● **GIVEN REQUEST**: Each of the entries should be retyped precisely as it appears.

## START DATA FOR PROCESSING

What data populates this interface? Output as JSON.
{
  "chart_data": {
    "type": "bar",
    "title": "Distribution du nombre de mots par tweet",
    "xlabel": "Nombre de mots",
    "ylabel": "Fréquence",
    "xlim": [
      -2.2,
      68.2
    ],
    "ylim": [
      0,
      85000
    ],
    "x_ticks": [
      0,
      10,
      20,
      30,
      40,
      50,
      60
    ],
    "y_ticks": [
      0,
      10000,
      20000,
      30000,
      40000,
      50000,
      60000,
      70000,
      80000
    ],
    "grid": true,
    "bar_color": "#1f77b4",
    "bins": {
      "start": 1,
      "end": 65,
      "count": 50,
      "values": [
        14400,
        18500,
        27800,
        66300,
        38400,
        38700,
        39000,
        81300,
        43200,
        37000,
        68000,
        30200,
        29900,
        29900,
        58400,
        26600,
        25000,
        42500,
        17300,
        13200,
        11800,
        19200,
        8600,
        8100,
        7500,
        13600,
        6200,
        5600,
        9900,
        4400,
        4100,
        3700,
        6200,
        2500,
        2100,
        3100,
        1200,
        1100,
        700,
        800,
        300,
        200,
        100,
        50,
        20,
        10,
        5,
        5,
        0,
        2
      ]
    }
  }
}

## END DATA FOR PROCESSING

● **ANSWER TO THE TASK**:
What data populates this interface? Output as JSON.
{
  "chart_data": {
    "type": "bar",
    "title": "Distribution du nombre de mots par tweet",
    "xlabel": "Nombre de mots",
    "ylabel": "Fréquence",
    "xlim": [
      -2.2,
      68.2
    ],
    "ylim": [
      0,
      85000
    ],
    "x_ticks": [
      0,
      10,
      20,
      30,
      40,
      50,
      60
    ],
    "y_ticks": [
      0,
      10000,
      20000,
      30000,
      40000,
      50000,
      60000,
      70000,
      80000
    ],
    "grid": true,
    "bar_color": "#1f77b4",
    "bins": {
      "start": 1,
      "end": 65,
      "count": 50,
      "values": [
        14400,
        18500,
        27800,
        66300,
        38400,
        38700,
        39000,
        81300,
        43200,
        37000,
        68000,
        30200,
        29900,
        29900,
        58400,
        26600,
        25000,
        42500,
        17300,
        13200,
        11800,
        19200,
        8600,
        8100,
        7500,
        13600,
        6200,
        5600,
        9900,
        4400,
        4100,
        3700,
        6200,
        2500,
        2100,
        3100,
        1200,
        1100,
        700,
        800,
        300,
        200,
        100,
        50,
        20,
        10,
        5,
        5,
        0,
        2
      ]
    }
  }
}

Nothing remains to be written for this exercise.